» **Prompt**
The entire listing is to be repeated verbatim.

» **Entries taken from a collection**
--- Start ---
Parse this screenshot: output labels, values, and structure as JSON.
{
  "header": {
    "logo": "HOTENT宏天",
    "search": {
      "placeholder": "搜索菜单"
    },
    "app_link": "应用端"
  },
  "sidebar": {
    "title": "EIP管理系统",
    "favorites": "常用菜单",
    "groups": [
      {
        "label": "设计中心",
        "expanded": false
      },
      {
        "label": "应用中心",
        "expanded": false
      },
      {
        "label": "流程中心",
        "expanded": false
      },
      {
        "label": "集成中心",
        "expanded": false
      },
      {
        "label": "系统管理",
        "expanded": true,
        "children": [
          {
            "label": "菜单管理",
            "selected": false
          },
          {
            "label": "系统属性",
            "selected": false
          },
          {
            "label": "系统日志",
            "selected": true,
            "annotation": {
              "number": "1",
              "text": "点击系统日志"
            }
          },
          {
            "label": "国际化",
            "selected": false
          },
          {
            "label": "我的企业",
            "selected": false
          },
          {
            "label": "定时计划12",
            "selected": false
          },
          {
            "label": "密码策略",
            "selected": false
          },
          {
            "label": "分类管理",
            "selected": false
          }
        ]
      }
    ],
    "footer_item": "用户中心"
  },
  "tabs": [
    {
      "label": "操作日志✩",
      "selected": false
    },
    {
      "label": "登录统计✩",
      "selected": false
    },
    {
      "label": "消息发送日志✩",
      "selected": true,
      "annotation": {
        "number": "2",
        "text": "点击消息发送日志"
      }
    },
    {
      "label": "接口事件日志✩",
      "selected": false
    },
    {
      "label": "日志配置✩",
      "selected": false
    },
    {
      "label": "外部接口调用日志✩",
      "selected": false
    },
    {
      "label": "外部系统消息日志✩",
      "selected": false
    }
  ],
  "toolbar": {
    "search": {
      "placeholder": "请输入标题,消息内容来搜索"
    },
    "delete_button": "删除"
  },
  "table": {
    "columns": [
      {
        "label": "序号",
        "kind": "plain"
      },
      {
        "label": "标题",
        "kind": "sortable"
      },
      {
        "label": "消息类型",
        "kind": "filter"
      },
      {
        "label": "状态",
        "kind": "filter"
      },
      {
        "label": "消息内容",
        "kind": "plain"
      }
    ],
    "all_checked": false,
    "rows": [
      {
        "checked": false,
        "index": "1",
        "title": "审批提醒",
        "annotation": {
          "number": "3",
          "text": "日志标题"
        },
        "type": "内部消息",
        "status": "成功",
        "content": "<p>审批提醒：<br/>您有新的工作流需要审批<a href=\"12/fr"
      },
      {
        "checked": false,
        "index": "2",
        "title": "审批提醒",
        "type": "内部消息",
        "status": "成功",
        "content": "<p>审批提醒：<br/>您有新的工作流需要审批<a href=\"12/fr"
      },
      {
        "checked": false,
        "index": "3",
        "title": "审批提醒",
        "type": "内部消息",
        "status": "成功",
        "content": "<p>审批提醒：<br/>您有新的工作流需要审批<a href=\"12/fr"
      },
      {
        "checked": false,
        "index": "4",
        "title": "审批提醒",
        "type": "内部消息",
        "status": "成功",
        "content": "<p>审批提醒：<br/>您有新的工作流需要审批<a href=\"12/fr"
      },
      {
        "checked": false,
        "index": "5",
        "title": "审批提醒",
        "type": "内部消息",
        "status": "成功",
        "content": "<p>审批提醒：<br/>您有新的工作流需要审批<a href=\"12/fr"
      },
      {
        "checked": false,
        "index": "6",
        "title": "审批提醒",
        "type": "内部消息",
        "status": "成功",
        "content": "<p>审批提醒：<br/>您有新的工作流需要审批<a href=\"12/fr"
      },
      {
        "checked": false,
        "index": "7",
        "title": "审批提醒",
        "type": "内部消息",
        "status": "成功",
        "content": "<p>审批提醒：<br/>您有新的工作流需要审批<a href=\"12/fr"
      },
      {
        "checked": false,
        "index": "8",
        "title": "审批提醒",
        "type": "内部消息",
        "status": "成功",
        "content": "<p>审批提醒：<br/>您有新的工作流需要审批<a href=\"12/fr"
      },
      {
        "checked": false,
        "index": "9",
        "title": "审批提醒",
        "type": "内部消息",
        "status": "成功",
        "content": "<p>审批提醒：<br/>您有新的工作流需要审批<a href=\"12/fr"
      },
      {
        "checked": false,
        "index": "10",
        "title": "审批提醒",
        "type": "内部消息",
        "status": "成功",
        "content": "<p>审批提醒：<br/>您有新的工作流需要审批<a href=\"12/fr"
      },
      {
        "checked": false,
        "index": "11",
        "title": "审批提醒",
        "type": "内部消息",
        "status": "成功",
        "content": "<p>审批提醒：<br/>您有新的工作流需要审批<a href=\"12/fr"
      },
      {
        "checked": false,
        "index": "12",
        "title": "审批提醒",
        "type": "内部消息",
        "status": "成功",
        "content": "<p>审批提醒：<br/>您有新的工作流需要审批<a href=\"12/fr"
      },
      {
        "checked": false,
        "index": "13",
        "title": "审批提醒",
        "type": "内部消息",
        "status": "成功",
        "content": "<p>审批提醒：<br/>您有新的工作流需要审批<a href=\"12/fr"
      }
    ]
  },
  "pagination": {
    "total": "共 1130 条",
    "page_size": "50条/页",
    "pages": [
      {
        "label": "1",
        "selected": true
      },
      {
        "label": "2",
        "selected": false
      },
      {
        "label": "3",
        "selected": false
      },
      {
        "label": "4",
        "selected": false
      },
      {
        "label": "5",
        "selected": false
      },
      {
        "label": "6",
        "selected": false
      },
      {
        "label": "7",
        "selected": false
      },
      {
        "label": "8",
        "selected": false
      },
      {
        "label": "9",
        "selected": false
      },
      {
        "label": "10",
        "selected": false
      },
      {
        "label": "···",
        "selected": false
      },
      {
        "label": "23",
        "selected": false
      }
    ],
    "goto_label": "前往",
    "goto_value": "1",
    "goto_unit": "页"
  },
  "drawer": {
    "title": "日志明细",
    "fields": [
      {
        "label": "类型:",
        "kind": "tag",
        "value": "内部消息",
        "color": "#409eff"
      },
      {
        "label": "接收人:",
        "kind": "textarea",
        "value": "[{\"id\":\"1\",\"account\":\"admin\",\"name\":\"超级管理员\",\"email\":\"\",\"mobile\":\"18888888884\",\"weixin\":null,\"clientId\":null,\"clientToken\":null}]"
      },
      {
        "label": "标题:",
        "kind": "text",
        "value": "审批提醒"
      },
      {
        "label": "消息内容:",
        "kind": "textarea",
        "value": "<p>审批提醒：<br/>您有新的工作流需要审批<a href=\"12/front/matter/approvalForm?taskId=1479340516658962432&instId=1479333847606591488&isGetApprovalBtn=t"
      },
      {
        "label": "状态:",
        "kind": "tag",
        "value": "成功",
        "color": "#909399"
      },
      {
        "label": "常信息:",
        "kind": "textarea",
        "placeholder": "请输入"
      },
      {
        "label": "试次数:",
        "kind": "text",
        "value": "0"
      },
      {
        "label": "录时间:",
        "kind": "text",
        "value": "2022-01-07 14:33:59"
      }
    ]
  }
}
--- End ---
» **Output of the exercise**
Parse this screenshot: output labels, values, and structure as JSON.
{
  "header": {
    "logo": "HOTENT宏天",
    "search": {
      "placeholder": "搜索菜单"
    },
    "app_link": "应用端"
  },
  "sidebar": {
    "title": "EIP管理系统",
    "favorites": "常用菜单",
    "groups": [
      {
        "label": "设计中心",
        "expanded": false
      },
      {
        "label": "应用中心",
        "expanded": false
      },
      {
        "label": "流程中心",
        "expanded": false
      },
      {
        "label": "集成中心",
        "expanded": false
      },
      {
        "label": "系统管理",
        "expanded": true,
        "children": [
          {
            "label": "菜单管理",
            "selected": false
          },
          {
            "label": "系统属性",
            "selected": false
          },
          {
            "label": "系统日志",
            "selected": true,
            "annotation": {
              "number": "1",
              "text": "点击系统日志"
            }
          },
          {
            "label": "国际化",
            "selected": false
          },
          {
            "label": "我的企业",
            "selected": false
          },
          {
            "label": "定时计划12",
            "selected": false
          },
          {
            "label": "密码策略",
            "selected": false
          },
          {
            "label": "分类管理",
            "selected": false
          }
        ]
      }
    ],
    "footer_item": "用户中心"
  },
  "tabs": [
    {
      "label": "操作日志✩",
      "selected": false
    },
    {
      "label": "登录统计✩",
      "selected": false
    },
    {
      "label": "消息发送日志✩",
      "selected": true,
      "annotation": {
        "number": "2",
        "text": "点击消息发送日志"
      }
    },
    {
      "label": "接口事件日志✩",
      "selected": false
    },
    {
      "label": "日志配置✩",
      "selected": false
    },
    {
      "label": "外部接口调用日志✩",
      "selected": false
    },
    {
      "label": "外部系统消息日志✩",
      "selected": false
    }
  ],
  "toolbar": {
    "search": {
      "placeholder": "请输入标题,消息内容来搜索"
    },
    "delete_button": "删除"
  },
  "table": {
    "columns": [
      {
        "label": "序号",
        "kind": "plain"
      },
      {
        "label": "标题",
        "kind": "sortable"
      },
      {
        "label": "消息类型",
        "kind": "filter"
      },
      {
        "label": "状态",
        "kind": "filter"
      },
      {
        "label": "消息内容",
        "kind": "plain"
      }
    ],
    "all_checked": false,
    "rows": [
      {
        "checked": false,
        "index": "1",
        "title": "审批提醒",
        "annotation": {
          "number": "3",
          "text": "日志标题"
        },
        "type": "内部消息",
        "status": "成功",
        "content": "<p>审批提醒：<br/>您有新的工作流需要审批<a href=\"12/fr"
      },
      {
        "checked": false,
        "index": "2",
        "title": "审批提醒",
        "type": "内部消息",
        "status": "成功",
        "content": "<p>审批提醒：<br/>您有新的工作流需要审批<a href=\"12/fr"
      },
      {
        "checked": false,
        "index": "3",
        "title": "审批提醒",
        "type": "内部消息",
        "status": "成功",
        "content": "<p>审批提醒：<br/>您有新的工作流需要审批<a href=\"12/fr"
      },
      {
        "checked": false,
        "index": "4",
        "title": "审批提醒",
        "type": "内部消息",
        "status": "成功",
        "content": "<p>审批提醒：<br/>您有新的工作流需要审批<a href=\"12/fr"
      },
      {
        "checked": false,
        "index": "5",
        "title": "审批提醒",
        "type": "内部消息",
        "status": "成功",
        "content": "<p>审批提醒：<br/>您有新的工作流需要审批<a href=\"12/fr"
      },
      {
        "checked": false,
        "index": "6",
        "title": "审批提醒",
        "type": "内部消息",
        "status": "成功",
        "content": "<p>审批提醒：<br/>您有新的工作流需要审批<a href=\"12/fr"
      },
      {
        "checked": false,
        "index": "7",
        "title": "审批提醒",
        "type": "内部消息",
        "status": "成功",
        "content": "<p>审批提醒：<br/>您有新的工作流需要审批<a href=\"12/fr"
      },
      {
        "checked": false,
        "index": "8",
        "title": "审批提醒",
        "type": "内部消息",
        "status": "成功",
        "content": "<p>审批提醒：<br/>您有新的工作流需要审批<a href=\"12/fr"
      },
      {
        "checked": false,
        "index": "9",
        "title": "审批提醒",
        "type": "内部消息",
        "status": "成功",
        "content": "<p>审批提醒：<br/>您有新的工作流需要审批<a href=\"12/fr"
      },
      {
        "checked": false,
        "index": "10",
        "title": "审批提醒",
        "type": "内部消息",
        "status": "成功",
        "content": "<p>审批提醒：<br/>您有新的工作流需要审批<a href=\"12/fr"
      },
      {
        "checked": false,
        "index": "11",
        "title": "审批提醒",
        "type": "内部消息",
        "status": "成功",
        "content": "<p>审批提醒：<br/>您有新的工作流需要审批<a href=\"12/fr"
      },
      {
        "checked": false,
        "index": "12",
        "title": "审批提醒",
        "type": "内部消息",
        "status": "成功",
        "content": "<p>审批提醒：<br/>您有新的工作流需要审批<a href=\"12/fr"
      },
      {
        "checked": false,
        "index": "13",
        "title": "审批提醒",
        "type": "内部消息",
        "status": "成功",
        "content": "<p>审批提醒：<br/>您有新的工作流需要审批<a href=\"12/fr"
      }
    ]
  },
  "pagination": {
    "total": "共 1130 条",
    "page_size": "50条/页",
    "pages": [
      {
        "label": "1",
        "selected": true
      },
      {
        "label": "2",
        "selected": false
      },
      {
        "label": "3",
        "selected": false
      },
      {
        "label": "4",
        "selected": false
      },
      {
        "label": "5",
        "selected": false
      },
      {
        "label": "6",
        "selected": false
      },
      {
        "label": "7",
        "selected": false
      },
      {
        "label": "8",
        "selected": false
      },
      {
        "label": "9",
        "selected": false
      },
      {
        "label": "10",
        "selected": false
      },
      {
        "label": "···",
        "selected": false
      },
      {
        "label": "23",
        "selected": false
      }
    ],
    "goto_label": "前往",
    "goto_value": "1",
    "goto_unit": "页"
  },
  "drawer": {
    "title": "日志明细",
    "fields": [
      {
        "label": "类型:",
        "kind": "tag",
        "value": "内部消息",
        "color": "#409eff"
      },
      {
        "label": "接收人:",
        "kind": "textarea",
        "value": "[{\"id\":\"1\",\"account\":\"admin\",\"name\":\"超级管理员\",\"email\":\"\",\"mobile\":\"18888888884\",\"weixin\":null,\"clientId\":null,\"clientToken\":null}]"
      },
      {
        "label": "标题:",
        "kind": "text",
        "value": "审批提醒"
      },
      {
        "label": "消息内容:",
        "kind": "textarea",
        "value": "<p>审批提醒：<br/>您有新的工作流需要审批<a href=\"12/front/matter/approvalForm?taskId=1479340516658962432&instId=1479333847606591488&isGetApprovalBtn=t"
      },
      {
        "label": "状态:",
        "kind": "tag",
        "value": "成功",
        "color": "#909399"
      },
      {
        "label": "常信息:",
        "kind": "textarea",
        "placeholder": "请输入"
      },
      {
        "label": "试次数:",
        "kind": "text",
        "value": "0"
      },
      {
        "label": "录时间:",
        "kind": "text",
        "value": "2022-01-07 14:33:59"
      }
    ]
  }
}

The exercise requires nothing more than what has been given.